● **TASK BRIEF**: Copy every line of the records below word for word, leaving out the pictures.

— begin AVAILABLE DATA —

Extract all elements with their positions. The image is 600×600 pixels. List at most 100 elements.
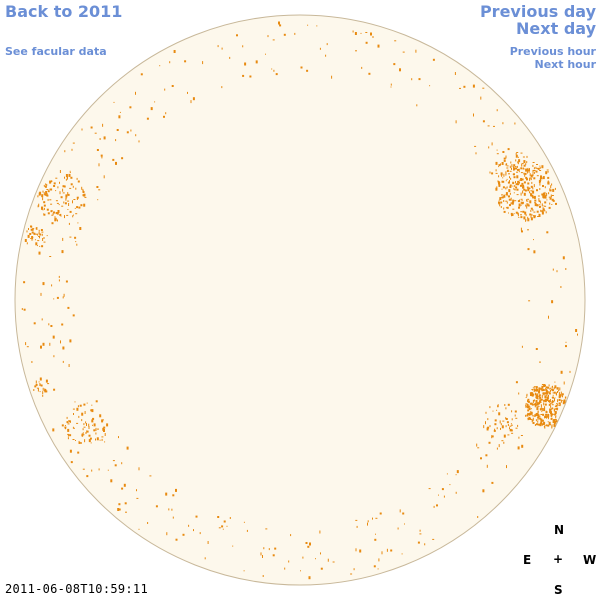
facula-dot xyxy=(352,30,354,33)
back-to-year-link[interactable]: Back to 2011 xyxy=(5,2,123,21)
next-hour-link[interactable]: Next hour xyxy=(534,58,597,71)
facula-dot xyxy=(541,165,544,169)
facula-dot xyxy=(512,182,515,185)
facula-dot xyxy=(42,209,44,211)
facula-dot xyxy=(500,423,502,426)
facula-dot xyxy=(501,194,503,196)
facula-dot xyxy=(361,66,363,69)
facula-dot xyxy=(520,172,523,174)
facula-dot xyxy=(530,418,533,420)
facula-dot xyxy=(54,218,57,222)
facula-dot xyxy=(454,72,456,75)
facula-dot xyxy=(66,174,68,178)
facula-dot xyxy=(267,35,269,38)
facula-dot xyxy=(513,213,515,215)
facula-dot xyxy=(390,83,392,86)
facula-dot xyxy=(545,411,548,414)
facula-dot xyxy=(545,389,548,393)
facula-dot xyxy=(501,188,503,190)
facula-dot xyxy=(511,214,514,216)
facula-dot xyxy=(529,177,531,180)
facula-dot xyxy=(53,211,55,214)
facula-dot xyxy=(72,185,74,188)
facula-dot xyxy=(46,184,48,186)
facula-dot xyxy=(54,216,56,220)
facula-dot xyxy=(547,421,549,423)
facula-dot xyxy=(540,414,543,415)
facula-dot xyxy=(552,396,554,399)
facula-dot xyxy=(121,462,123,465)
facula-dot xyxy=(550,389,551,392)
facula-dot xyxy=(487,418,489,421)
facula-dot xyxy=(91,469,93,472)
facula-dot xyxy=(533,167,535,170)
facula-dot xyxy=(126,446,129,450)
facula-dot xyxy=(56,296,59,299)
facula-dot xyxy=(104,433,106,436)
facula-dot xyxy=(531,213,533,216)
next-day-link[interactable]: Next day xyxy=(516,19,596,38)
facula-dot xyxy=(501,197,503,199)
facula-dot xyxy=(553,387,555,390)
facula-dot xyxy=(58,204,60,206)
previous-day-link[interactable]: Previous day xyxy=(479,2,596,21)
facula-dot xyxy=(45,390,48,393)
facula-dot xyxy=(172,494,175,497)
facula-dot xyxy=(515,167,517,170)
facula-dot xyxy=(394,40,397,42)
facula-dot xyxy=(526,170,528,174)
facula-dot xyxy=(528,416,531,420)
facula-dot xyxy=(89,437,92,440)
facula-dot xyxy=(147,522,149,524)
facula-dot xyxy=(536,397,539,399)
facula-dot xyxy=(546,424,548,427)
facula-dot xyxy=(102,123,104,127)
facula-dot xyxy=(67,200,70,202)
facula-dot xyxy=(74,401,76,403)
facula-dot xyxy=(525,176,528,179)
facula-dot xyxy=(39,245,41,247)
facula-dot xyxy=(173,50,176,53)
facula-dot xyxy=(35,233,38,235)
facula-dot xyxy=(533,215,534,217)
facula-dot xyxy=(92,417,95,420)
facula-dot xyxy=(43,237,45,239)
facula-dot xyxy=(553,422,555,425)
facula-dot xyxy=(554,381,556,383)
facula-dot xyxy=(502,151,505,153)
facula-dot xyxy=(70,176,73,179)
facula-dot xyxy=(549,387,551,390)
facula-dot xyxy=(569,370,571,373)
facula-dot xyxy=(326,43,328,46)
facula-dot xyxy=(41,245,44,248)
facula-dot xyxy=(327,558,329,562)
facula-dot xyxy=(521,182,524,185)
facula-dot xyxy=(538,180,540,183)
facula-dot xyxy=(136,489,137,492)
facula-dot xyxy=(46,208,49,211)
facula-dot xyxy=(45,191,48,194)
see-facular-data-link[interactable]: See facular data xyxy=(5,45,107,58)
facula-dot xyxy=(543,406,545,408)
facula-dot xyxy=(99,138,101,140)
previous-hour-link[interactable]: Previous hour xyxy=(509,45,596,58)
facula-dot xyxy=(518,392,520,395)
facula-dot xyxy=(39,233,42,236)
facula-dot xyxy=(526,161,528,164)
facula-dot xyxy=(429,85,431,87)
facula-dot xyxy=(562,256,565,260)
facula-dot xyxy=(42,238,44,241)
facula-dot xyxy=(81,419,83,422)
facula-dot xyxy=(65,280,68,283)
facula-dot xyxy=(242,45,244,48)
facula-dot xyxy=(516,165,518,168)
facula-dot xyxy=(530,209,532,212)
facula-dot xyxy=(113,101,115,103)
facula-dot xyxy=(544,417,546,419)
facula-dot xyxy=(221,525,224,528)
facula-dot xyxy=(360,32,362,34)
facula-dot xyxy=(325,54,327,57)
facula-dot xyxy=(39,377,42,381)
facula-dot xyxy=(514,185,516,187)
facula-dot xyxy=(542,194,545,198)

— end AVAILABLE DATA —

● **RESPONSE TO THE EXERCISE**:
Extract all elements with their positions. The image is 600×600 pixels. List at most 100 elements.
facula-dot xyxy=(352,30,354,33)
back-to-year-link[interactable]: Back to 2011 xyxy=(5,2,123,21)
next-hour-link[interactable]: Next hour xyxy=(534,58,597,71)
facula-dot xyxy=(541,165,544,169)
facula-dot xyxy=(512,182,515,185)
facula-dot xyxy=(42,209,44,211)
facula-dot xyxy=(500,423,502,426)
facula-dot xyxy=(501,194,503,196)
facula-dot xyxy=(361,66,363,69)
facula-dot xyxy=(520,172,523,174)
facula-dot xyxy=(530,418,533,420)
facula-dot xyxy=(54,218,57,222)
facula-dot xyxy=(454,72,456,75)
facula-dot xyxy=(66,174,68,178)
facula-dot xyxy=(267,35,269,38)
facula-dot xyxy=(513,213,515,215)
facula-dot xyxy=(390,83,392,86)
facula-dot xyxy=(545,411,548,414)
facula-dot xyxy=(545,389,548,393)
facula-dot xyxy=(501,188,503,190)
facula-dot xyxy=(511,214,514,216)
facula-dot xyxy=(529,177,531,180)
facula-dot xyxy=(53,211,55,214)
facula-dot xyxy=(72,185,74,188)
facula-dot xyxy=(46,184,48,186)
facula-dot xyxy=(54,216,56,220)
facula-dot xyxy=(547,421,549,423)
facula-dot xyxy=(540,414,543,415)
facula-dot xyxy=(552,396,554,399)
facula-dot xyxy=(121,462,123,465)
facula-dot xyxy=(550,389,551,392)
facula-dot xyxy=(487,418,489,421)
facula-dot xyxy=(91,469,93,472)
facula-dot xyxy=(533,167,535,170)
facula-dot xyxy=(126,446,129,450)
facula-dot xyxy=(56,296,59,299)
facula-dot xyxy=(104,433,106,436)
facula-dot xyxy=(531,213,533,216)
next-day-link[interactable]: Next day xyxy=(516,19,596,38)
facula-dot xyxy=(501,197,503,199)
facula-dot xyxy=(553,387,555,390)
facula-dot xyxy=(58,204,60,206)
previous-day-link[interactable]: Previous day xyxy=(479,2,596,21)
facula-dot xyxy=(45,390,48,393)
facula-dot xyxy=(172,494,175,497)
facula-dot xyxy=(515,167,517,170)
facula-dot xyxy=(394,40,397,42)
facula-dot xyxy=(526,170,528,174)
facula-dot xyxy=(528,416,531,420)
facula-dot xyxy=(89,437,92,440)
facula-dot xyxy=(147,522,149,524)
facula-dot xyxy=(536,397,539,399)
facula-dot xyxy=(546,424,548,427)
facula-dot xyxy=(102,123,104,127)
facula-dot xyxy=(67,200,70,202)
facula-dot xyxy=(74,401,76,403)
facula-dot xyxy=(525,176,528,179)
facula-dot xyxy=(39,245,41,247)
facula-dot xyxy=(173,50,176,53)
facula-dot xyxy=(35,233,38,235)
facula-dot xyxy=(533,215,534,217)
facula-dot xyxy=(92,417,95,420)
facula-dot xyxy=(43,237,45,239)
facula-dot xyxy=(553,422,555,425)
facula-dot xyxy=(554,381,556,383)
facula-dot xyxy=(502,151,505,153)
facula-dot xyxy=(70,176,73,179)
facula-dot xyxy=(549,387,551,390)
facula-dot xyxy=(569,370,571,373)
facula-dot xyxy=(326,43,328,46)
facula-dot xyxy=(41,245,44,248)
facula-dot xyxy=(327,558,329,562)
facula-dot xyxy=(521,182,524,185)
facula-dot xyxy=(538,180,540,183)
facula-dot xyxy=(136,489,137,492)
facula-dot xyxy=(46,208,49,211)
facula-dot xyxy=(45,191,48,194)
see-facular-data-link[interactable]: See facular data xyxy=(5,45,107,58)
facula-dot xyxy=(543,406,545,408)
facula-dot xyxy=(99,138,101,140)
previous-hour-link[interactable]: Previous hour xyxy=(509,45,596,58)
facula-dot xyxy=(518,392,520,395)
facula-dot xyxy=(39,233,42,236)
facula-dot xyxy=(526,161,528,164)
facula-dot xyxy=(429,85,431,87)
facula-dot xyxy=(562,256,565,260)
facula-dot xyxy=(42,238,44,241)
facula-dot xyxy=(81,419,83,422)
facula-dot xyxy=(65,280,68,283)
facula-dot xyxy=(242,45,244,48)
facula-dot xyxy=(516,165,518,168)
facula-dot xyxy=(530,209,532,212)
facula-dot xyxy=(113,101,115,103)
facula-dot xyxy=(544,417,546,419)
facula-dot xyxy=(221,525,224,528)
facula-dot xyxy=(360,32,362,34)
facula-dot xyxy=(325,54,327,57)
facula-dot xyxy=(39,377,42,381)
facula-dot xyxy=(514,185,516,187)
facula-dot xyxy=(542,194,545,198)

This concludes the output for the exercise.